Output every line exactly as written. Leave out pictures.

[Stored records]
------------------------

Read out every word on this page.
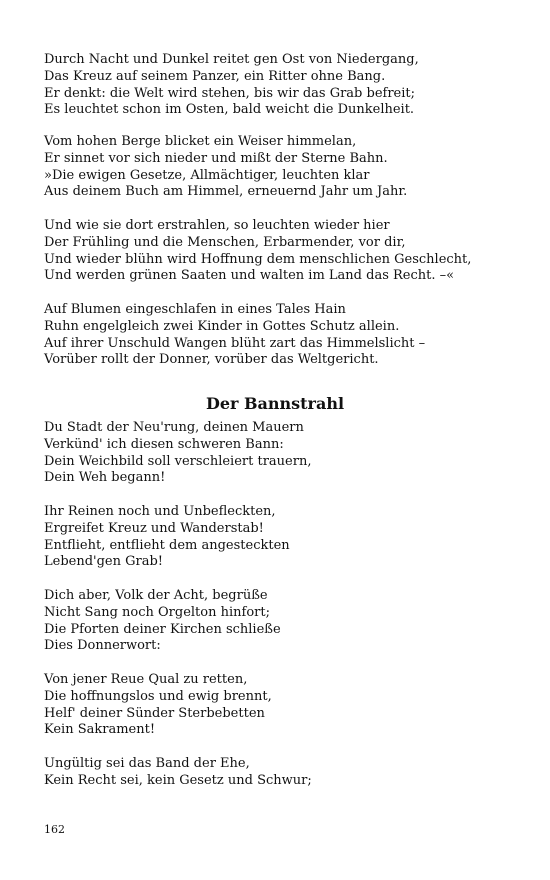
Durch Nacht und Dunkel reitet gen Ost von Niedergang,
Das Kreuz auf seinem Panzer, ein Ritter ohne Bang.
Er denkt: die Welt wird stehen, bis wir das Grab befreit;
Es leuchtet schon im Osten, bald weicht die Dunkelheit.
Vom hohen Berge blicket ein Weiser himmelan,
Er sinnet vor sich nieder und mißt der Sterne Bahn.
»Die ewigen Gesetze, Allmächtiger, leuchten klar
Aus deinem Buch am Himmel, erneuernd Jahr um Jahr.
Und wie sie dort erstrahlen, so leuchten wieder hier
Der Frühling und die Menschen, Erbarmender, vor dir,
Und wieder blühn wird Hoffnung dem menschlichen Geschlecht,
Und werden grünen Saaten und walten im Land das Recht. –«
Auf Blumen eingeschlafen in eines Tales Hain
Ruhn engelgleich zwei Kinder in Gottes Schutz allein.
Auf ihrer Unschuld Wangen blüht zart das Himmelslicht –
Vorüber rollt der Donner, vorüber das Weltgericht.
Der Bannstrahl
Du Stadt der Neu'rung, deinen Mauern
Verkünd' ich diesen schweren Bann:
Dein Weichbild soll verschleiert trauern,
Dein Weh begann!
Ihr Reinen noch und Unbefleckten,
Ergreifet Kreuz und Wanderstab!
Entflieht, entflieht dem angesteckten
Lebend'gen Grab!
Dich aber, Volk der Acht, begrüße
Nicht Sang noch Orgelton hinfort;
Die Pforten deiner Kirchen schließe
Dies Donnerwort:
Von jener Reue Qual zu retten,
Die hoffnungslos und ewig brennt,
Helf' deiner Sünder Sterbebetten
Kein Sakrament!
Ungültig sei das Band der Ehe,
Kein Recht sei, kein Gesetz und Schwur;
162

------------------------

Exercise result:
Read out every word on this page.
Durch Nacht und Dunkel reitet gen Ost von Niedergang,
Das Kreuz auf seinem Panzer, ein Ritter ohne Bang.
Er denkt: die Welt wird stehen, bis wir das Grab befreit;
Es leuchtet schon im Osten, bald weicht die Dunkelheit.
Vom hohen Berge blicket ein Weiser himmelan,
Er sinnet vor sich nieder und mißt der Sterne Bahn.
»Die ewigen Gesetze, Allmächtiger, leuchten klar
Aus deinem Buch am Himmel, erneuernd Jahr um Jahr.
Und wie sie dort erstrahlen, so leuchten wieder hier
Der Frühling und die Menschen, Erbarmender, vor dir,
Und wieder blühn wird Hoffnung dem menschlichen Geschlecht,
Und werden grünen Saaten und walten im Land das Recht. –«
Auf Blumen eingeschlafen in eines Tales Hain
Ruhn engelgleich zwei Kinder in Gottes Schutz allein.
Auf ihrer Unschuld Wangen blüht zart das Himmelslicht –
Vorüber rollt der Donner, vorüber das Weltgericht.
Der Bannstrahl
Du Stadt der Neu'rung, deinen Mauern
Verkünd' ich diesen schweren Bann:
Dein Weichbild soll verschleiert trauern,
Dein Weh begann!
Ihr Reinen noch und Unbefleckten,
Ergreifet Kreuz und Wanderstab!
Entflieht, entflieht dem angesteckten
Lebend'gen Grab!
Dich aber, Volk der Acht, begrüße
Nicht Sang noch Orgelton hinfort;
Die Pforten deiner Kirchen schließe
Dies Donnerwort:
Von jener Reue Qual zu retten,
Die hoffnungslos und ewig brennt,
Helf' deiner Sünder Sterbebetten
Kein Sakrament!
Ungültig sei das Band der Ehe,
Kein Recht sei, kein Gesetz und Schwur;
162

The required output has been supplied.